» **What this task involves**: Only the pictures are to be left out; set down the rest of the records exactly.

» **Provided data**:
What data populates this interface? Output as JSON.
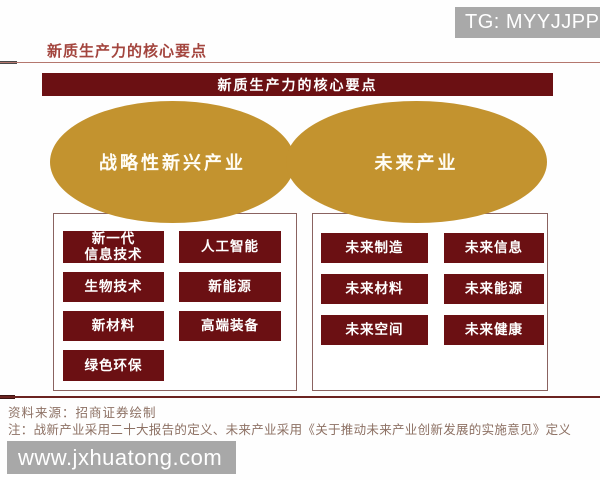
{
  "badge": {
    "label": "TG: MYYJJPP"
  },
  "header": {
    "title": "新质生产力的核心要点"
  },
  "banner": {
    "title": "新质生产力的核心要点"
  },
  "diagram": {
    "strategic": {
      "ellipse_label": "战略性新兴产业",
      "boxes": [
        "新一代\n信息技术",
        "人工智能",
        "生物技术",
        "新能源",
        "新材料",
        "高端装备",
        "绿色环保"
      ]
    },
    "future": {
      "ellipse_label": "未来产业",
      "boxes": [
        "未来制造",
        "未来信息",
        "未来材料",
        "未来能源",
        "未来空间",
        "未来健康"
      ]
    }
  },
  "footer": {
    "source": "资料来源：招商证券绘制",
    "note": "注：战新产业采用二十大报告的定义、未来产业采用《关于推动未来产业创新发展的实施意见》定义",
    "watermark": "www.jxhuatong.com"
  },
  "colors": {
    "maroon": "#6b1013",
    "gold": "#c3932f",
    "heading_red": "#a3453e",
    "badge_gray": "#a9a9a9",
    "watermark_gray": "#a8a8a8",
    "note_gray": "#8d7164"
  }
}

» **Output for this task**:
What data populates this interface? Output as JSON.
{
  "badge": {
    "label": "TG: MYYJJPP"
  },
  "header": {
    "title": "新质生产力的核心要点"
  },
  "banner": {
    "title": "新质生产力的核心要点"
  },
  "diagram": {
    "strategic": {
      "ellipse_label": "战略性新兴产业",
      "boxes": [
        "新一代\n信息技术",
        "人工智能",
        "生物技术",
        "新能源",
        "新材料",
        "高端装备",
        "绿色环保"
      ]
    },
    "future": {
      "ellipse_label": "未来产业",
      "boxes": [
        "未来制造",
        "未来信息",
        "未来材料",
        "未来能源",
        "未来空间",
        "未来健康"
      ]
    }
  },
  "footer": {
    "source": "资料来源：招商证券绘制",
    "note": "注：战新产业采用二十大报告的定义、未来产业采用《关于推动未来产业创新发展的实施意见》定义",
    "watermark": "www.jxhuatong.com"
  },
  "colors": {
    "maroon": "#6b1013",
    "gold": "#c3932f",
    "heading_red": "#a3453e",
    "badge_gray": "#a9a9a9",
    "watermark_gray": "#a8a8a8",
    "note_gray": "#8d7164"
  }
}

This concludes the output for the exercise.